EXERCISE AIM: Copy each line in which the string "JSON" occurs.

____________

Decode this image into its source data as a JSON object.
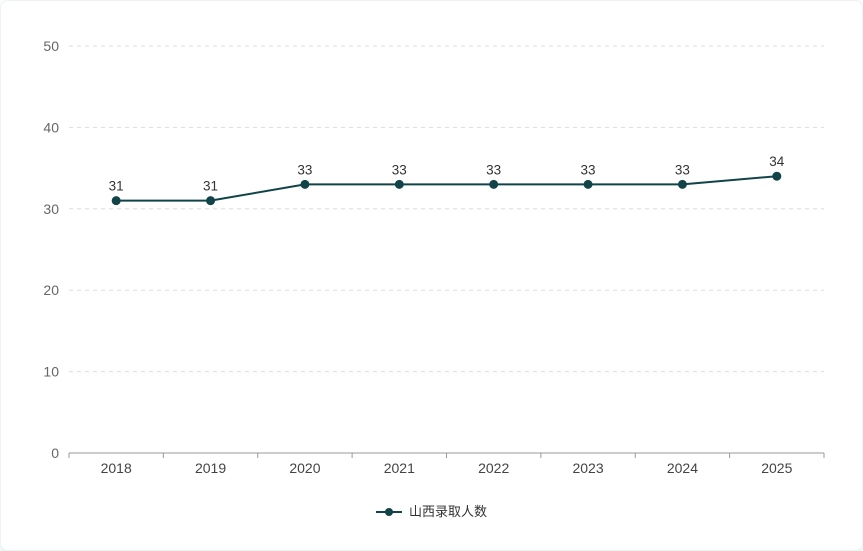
{
  "legend": {
    "label": "山西录取人数"
  },
  "colors": {
    "series": "#114449",
    "grid_line": "#dddddd",
    "axis_line": "#999999",
    "y_tick_label": "#666666",
    "x_tick_label": "#444444",
    "data_label": "#333333"
  },
  "chart_data": {
    "type": "line",
    "title": "",
    "categories": [
      "2018",
      "2019",
      "2020",
      "2021",
      "2022",
      "2023",
      "2024",
      "2025"
    ],
    "series": [
      {
        "name": "山西录取人数",
        "values": [
          31,
          31,
          33,
          33,
          33,
          33,
          33,
          34
        ]
      }
    ],
    "xlabel": "",
    "ylabel": "",
    "ylim": [
      0,
      50
    ],
    "y_ticks": [
      0,
      10,
      20,
      30,
      40,
      50
    ],
    "grid": "horizontal dashed (no line at 0)",
    "data_labels": true,
    "legend_position": "bottom-center",
    "marker": "filled circle on solid line"
  }
}
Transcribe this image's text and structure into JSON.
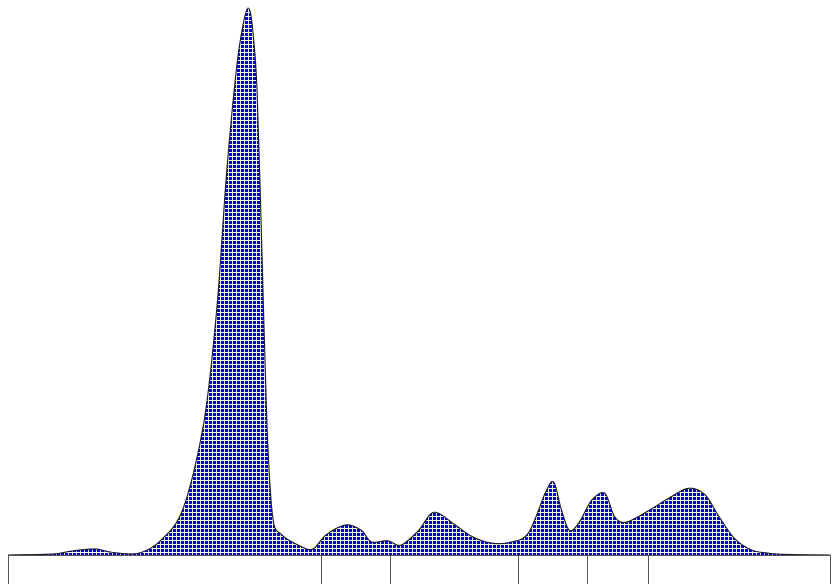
{
  "chart_data": {
    "type": "area",
    "title": "",
    "xlabel": "",
    "ylabel": "",
    "xlim": [
      0,
      100
    ],
    "ylim": [
      0,
      100
    ],
    "grid": false,
    "legend": "none",
    "fill_pattern": "grid-mesh",
    "x": [
      0,
      5.6,
      7.6,
      10.6,
      12.6,
      15.8,
      18.6,
      21.3,
      23.8,
      25.4,
      26.6,
      27.8,
      28.6,
      29.2,
      29.7,
      30.3,
      30.9,
      31.5,
      32.2,
      33.3,
      35.6,
      37.1,
      38.7,
      41.1,
      43.0,
      44.2,
      46.2,
      47.8,
      49.9,
      51.8,
      54.3,
      56.3,
      58.7,
      61.0,
      63.3,
      65.4,
      66.4,
      67.3,
      68.3,
      69.5,
      71.0,
      72.6,
      73.8,
      75.2,
      77.8,
      80.5,
      82.8,
      84.8,
      86.5,
      88.4,
      90.5,
      92.7,
      94.8,
      100
    ],
    "y": [
      0,
      0.2,
      0.7,
      1.1,
      0.5,
      0.3,
      2.7,
      8.5,
      24,
      45,
      70,
      89,
      97,
      100,
      97,
      85,
      55,
      24,
      7,
      3.7,
      1.6,
      1.1,
      3.7,
      5.5,
      4.5,
      2.4,
      2.6,
      1.8,
      4.4,
      7.8,
      5.6,
      3.5,
      2.2,
      2.3,
      4.0,
      11.5,
      13.3,
      8.4,
      4.5,
      6.0,
      10.0,
      11.3,
      7.0,
      6.0,
      8.0,
      10.5,
      12.2,
      11.0,
      7.0,
      3.0,
      0.9,
      0.3,
      0.1,
      0
    ],
    "axis_ticks": [
      0,
      38.1,
      46.5,
      62.0,
      70.4,
      77.8,
      100
    ],
    "colors": {
      "fill": "#0000cc",
      "mesh": "#ffffff",
      "outline": "#1a1a2e",
      "axis": "#555555"
    }
  }
}
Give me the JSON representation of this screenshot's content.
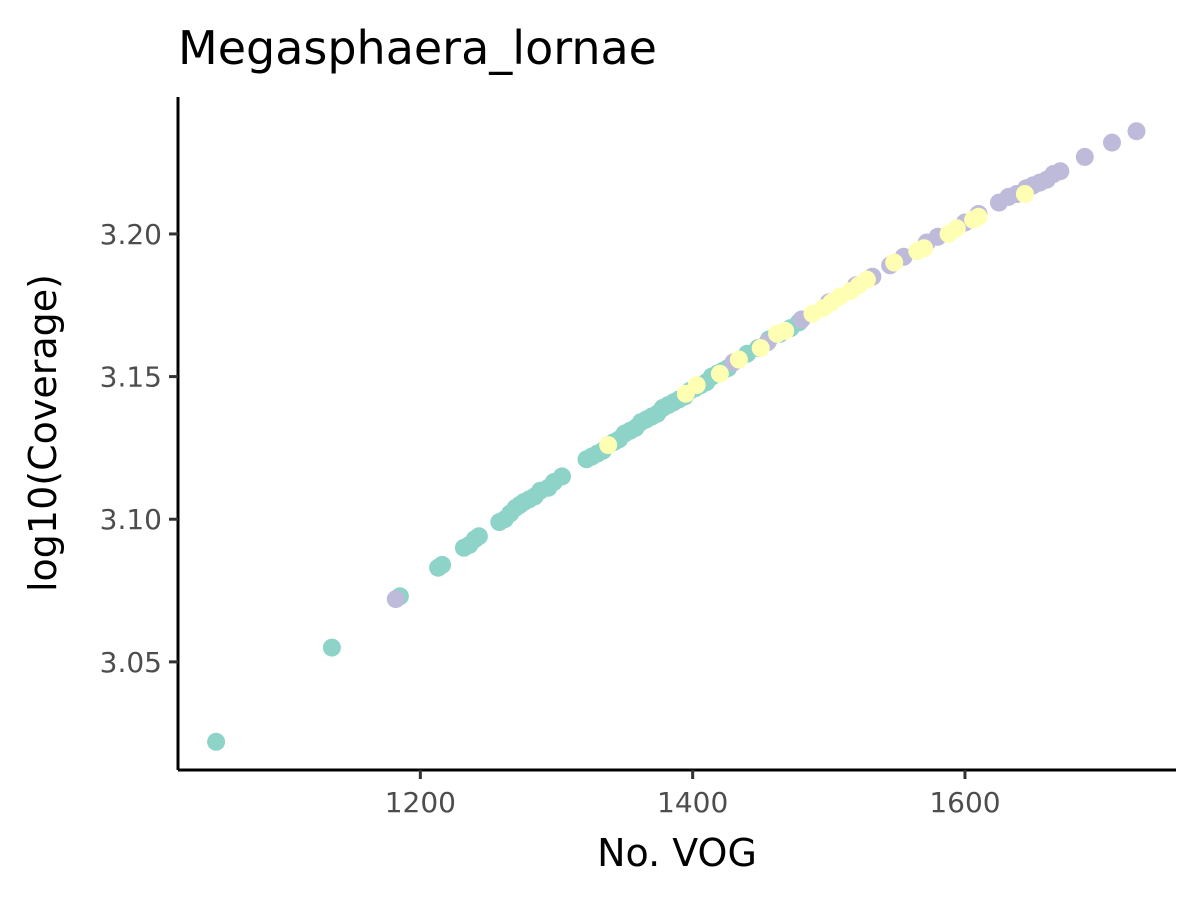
{
  "chart_data": {
    "type": "scatter",
    "title": "Megasphaera_lornae",
    "xlabel": "No. VOG",
    "ylabel": "log10(Coverage)",
    "xlim": [
      1022,
      1755
    ],
    "ylim": [
      3.0121,
      3.248
    ],
    "x_ticks": [
      1200,
      1400,
      1600
    ],
    "y_ticks": [
      3.05,
      3.1,
      3.15,
      3.2
    ],
    "x_tick_labels": [
      "1200",
      "1400",
      "1600"
    ],
    "y_tick_labels": [
      "3.05",
      "3.10",
      "3.15",
      "3.20"
    ],
    "grid": false,
    "legend": "none",
    "colors": {
      "teal": "#8dd3c7",
      "lavender": "#bebada",
      "yellow": "#ffffb3"
    },
    "series": [
      {
        "color": "#8dd3c7",
        "points": [
          [
            1050,
            3.022
          ],
          [
            1135,
            3.055
          ],
          [
            1185,
            3.073
          ],
          [
            1213,
            3.083
          ],
          [
            1216,
            3.084
          ],
          [
            1232,
            3.09
          ],
          [
            1236,
            3.091
          ],
          [
            1240,
            3.093
          ],
          [
            1243,
            3.094
          ],
          [
            1258,
            3.099
          ],
          [
            1262,
            3.1
          ],
          [
            1266,
            3.102
          ],
          [
            1270,
            3.104
          ],
          [
            1273,
            3.105
          ],
          [
            1276,
            3.106
          ],
          [
            1280,
            3.107
          ],
          [
            1284,
            3.108
          ],
          [
            1288,
            3.11
          ],
          [
            1294,
            3.111
          ],
          [
            1298,
            3.113
          ],
          [
            1304,
            3.115
          ],
          [
            1322,
            3.121
          ],
          [
            1326,
            3.122
          ],
          [
            1330,
            3.123
          ],
          [
            1334,
            3.124
          ],
          [
            1338,
            3.126
          ],
          [
            1342,
            3.127
          ],
          [
            1346,
            3.128
          ],
          [
            1350,
            3.13
          ],
          [
            1354,
            3.131
          ],
          [
            1358,
            3.132
          ],
          [
            1362,
            3.134
          ],
          [
            1366,
            3.135
          ],
          [
            1370,
            3.136
          ],
          [
            1374,
            3.137
          ],
          [
            1378,
            3.139
          ],
          [
            1382,
            3.14
          ],
          [
            1386,
            3.141
          ],
          [
            1390,
            3.142
          ],
          [
            1394,
            3.143
          ],
          [
            1398,
            3.145
          ],
          [
            1402,
            3.146
          ],
          [
            1406,
            3.147
          ],
          [
            1410,
            3.148
          ],
          [
            1414,
            3.15
          ],
          [
            1418,
            3.151
          ],
          [
            1422,
            3.152
          ],
          [
            1426,
            3.153
          ],
          [
            1440,
            3.158
          ],
          [
            1448,
            3.16
          ],
          [
            1456,
            3.163
          ],
          [
            1464,
            3.165
          ],
          [
            1472,
            3.167
          ],
          [
            1478,
            3.169
          ]
        ]
      },
      {
        "color": "#bebada",
        "points": [
          [
            1182,
            3.072
          ],
          [
            1430,
            3.155
          ],
          [
            1455,
            3.162
          ],
          [
            1480,
            3.17
          ],
          [
            1500,
            3.176
          ],
          [
            1520,
            3.182
          ],
          [
            1532,
            3.185
          ],
          [
            1545,
            3.189
          ],
          [
            1555,
            3.192
          ],
          [
            1572,
            3.197
          ],
          [
            1580,
            3.199
          ],
          [
            1600,
            3.204
          ],
          [
            1610,
            3.207
          ],
          [
            1625,
            3.211
          ],
          [
            1632,
            3.213
          ],
          [
            1638,
            3.214
          ],
          [
            1645,
            3.216
          ],
          [
            1650,
            3.217
          ],
          [
            1655,
            3.218
          ],
          [
            1660,
            3.219
          ],
          [
            1665,
            3.221
          ],
          [
            1670,
            3.222
          ],
          [
            1688,
            3.227
          ],
          [
            1708,
            3.232
          ],
          [
            1726,
            3.236
          ]
        ]
      },
      {
        "color": "#ffffb3",
        "points": [
          [
            1338,
            3.126
          ],
          [
            1395,
            3.144
          ],
          [
            1403,
            3.147
          ],
          [
            1420,
            3.151
          ],
          [
            1434,
            3.156
          ],
          [
            1450,
            3.16
          ],
          [
            1462,
            3.165
          ],
          [
            1468,
            3.166
          ],
          [
            1488,
            3.172
          ],
          [
            1496,
            3.174
          ],
          [
            1502,
            3.176
          ],
          [
            1508,
            3.178
          ],
          [
            1516,
            3.18
          ],
          [
            1522,
            3.182
          ],
          [
            1528,
            3.184
          ],
          [
            1548,
            3.19
          ],
          [
            1565,
            3.194
          ],
          [
            1570,
            3.195
          ],
          [
            1588,
            3.2
          ],
          [
            1594,
            3.202
          ],
          [
            1606,
            3.205
          ],
          [
            1610,
            3.206
          ],
          [
            1644,
            3.214
          ]
        ]
      }
    ]
  }
}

____________

ANSWER IN FULL:
Decode this image into its source data as a JSON object.
Transcribe this image's text and structure into JSON.
Give me the JSON representation of this screenshot's content.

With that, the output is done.